_Written exercise_
From the listing below, work out how many lines contain "JSON". Reply with that number only.

---- Material

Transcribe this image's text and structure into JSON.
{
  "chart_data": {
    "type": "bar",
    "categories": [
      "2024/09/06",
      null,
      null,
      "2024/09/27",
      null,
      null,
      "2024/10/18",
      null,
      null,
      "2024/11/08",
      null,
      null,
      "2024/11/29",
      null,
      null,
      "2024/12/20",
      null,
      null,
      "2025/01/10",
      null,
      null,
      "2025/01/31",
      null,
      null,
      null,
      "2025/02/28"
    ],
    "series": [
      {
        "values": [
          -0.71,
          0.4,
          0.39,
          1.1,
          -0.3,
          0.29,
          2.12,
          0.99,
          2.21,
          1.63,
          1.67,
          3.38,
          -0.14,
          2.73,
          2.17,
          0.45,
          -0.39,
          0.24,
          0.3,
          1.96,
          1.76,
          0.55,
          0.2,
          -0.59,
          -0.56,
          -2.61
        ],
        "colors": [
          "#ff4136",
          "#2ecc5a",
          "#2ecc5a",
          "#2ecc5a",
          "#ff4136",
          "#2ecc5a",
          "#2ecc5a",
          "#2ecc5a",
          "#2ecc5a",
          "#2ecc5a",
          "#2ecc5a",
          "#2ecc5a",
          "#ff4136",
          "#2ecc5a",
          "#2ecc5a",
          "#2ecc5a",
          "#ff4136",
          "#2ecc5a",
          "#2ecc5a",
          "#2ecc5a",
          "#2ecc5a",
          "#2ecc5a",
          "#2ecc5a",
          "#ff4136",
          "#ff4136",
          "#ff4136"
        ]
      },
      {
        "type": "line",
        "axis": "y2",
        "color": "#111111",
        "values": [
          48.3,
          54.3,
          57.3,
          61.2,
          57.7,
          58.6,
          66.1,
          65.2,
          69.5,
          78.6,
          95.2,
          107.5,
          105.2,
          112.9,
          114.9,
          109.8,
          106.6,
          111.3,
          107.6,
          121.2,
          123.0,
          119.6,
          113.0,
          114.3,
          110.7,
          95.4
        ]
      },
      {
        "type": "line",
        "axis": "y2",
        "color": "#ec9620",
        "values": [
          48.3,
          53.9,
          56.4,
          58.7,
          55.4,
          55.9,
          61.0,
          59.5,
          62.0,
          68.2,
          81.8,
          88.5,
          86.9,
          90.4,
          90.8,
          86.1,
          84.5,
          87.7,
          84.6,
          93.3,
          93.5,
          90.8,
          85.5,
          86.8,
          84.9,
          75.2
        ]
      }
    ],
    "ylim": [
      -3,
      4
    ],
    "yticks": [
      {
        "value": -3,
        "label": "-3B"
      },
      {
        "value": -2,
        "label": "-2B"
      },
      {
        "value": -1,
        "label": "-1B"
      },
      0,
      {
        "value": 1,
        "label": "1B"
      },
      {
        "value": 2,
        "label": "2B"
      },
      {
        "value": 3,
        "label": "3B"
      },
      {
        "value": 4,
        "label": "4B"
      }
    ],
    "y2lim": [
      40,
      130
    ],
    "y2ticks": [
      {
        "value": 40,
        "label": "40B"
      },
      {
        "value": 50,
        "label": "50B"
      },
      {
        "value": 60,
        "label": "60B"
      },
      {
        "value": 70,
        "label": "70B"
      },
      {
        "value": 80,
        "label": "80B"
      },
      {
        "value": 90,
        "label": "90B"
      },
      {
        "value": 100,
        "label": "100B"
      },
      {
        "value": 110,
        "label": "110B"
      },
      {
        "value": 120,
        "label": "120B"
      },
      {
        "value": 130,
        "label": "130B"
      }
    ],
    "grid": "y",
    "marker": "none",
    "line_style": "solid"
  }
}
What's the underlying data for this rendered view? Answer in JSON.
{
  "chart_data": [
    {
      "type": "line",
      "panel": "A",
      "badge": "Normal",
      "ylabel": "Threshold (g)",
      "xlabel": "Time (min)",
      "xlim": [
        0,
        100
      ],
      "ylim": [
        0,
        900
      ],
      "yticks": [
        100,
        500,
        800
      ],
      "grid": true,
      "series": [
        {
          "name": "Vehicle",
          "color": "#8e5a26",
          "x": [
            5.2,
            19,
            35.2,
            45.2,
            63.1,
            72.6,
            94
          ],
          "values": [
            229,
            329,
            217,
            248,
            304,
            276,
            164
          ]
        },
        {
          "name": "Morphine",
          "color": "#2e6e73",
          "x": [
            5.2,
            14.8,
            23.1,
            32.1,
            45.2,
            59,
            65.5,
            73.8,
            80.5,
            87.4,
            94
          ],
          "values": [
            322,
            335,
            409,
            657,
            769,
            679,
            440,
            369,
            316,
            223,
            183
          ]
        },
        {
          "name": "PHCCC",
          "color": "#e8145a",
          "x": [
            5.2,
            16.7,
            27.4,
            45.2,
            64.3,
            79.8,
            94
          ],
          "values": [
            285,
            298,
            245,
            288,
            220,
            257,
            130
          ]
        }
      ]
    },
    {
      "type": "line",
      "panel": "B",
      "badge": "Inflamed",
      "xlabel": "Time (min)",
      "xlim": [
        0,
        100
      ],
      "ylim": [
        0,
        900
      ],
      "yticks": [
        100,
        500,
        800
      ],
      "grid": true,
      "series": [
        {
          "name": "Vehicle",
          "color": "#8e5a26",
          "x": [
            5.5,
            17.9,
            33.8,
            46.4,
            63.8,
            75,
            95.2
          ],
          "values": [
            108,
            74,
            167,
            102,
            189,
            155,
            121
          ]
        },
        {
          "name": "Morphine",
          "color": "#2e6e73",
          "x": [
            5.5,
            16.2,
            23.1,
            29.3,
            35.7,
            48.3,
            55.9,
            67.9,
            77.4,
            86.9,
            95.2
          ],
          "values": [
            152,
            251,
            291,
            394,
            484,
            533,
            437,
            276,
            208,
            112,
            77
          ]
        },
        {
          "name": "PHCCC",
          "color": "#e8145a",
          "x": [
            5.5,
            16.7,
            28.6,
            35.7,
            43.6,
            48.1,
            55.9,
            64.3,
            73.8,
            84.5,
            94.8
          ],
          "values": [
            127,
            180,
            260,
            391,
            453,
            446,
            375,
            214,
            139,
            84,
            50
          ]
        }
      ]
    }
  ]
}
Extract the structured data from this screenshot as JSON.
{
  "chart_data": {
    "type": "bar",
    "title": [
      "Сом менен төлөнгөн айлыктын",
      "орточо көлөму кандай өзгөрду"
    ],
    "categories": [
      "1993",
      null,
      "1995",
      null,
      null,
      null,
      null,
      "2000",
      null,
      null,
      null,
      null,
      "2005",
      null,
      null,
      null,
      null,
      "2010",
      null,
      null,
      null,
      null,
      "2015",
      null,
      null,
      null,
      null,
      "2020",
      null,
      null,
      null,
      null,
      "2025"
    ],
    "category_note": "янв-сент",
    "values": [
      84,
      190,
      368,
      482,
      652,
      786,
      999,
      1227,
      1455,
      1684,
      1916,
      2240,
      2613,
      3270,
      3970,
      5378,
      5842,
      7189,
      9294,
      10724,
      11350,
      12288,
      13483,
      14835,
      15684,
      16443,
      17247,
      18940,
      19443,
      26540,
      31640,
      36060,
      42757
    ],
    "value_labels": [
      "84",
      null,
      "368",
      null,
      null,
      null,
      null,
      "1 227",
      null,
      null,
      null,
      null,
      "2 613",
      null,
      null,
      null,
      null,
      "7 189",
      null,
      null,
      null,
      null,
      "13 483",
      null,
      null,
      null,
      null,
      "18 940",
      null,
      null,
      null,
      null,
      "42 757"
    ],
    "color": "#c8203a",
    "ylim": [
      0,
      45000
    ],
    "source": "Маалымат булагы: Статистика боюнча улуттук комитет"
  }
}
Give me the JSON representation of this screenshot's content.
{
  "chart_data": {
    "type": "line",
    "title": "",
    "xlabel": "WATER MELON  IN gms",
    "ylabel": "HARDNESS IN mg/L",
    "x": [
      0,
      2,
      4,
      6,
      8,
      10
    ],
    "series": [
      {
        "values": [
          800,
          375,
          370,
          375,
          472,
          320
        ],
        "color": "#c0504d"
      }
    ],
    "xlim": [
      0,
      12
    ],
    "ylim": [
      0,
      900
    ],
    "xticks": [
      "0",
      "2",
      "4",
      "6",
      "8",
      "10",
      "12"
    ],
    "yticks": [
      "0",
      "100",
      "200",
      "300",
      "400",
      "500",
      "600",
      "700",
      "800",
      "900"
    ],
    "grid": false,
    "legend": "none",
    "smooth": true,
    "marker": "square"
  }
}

--------

_Expected answer_
4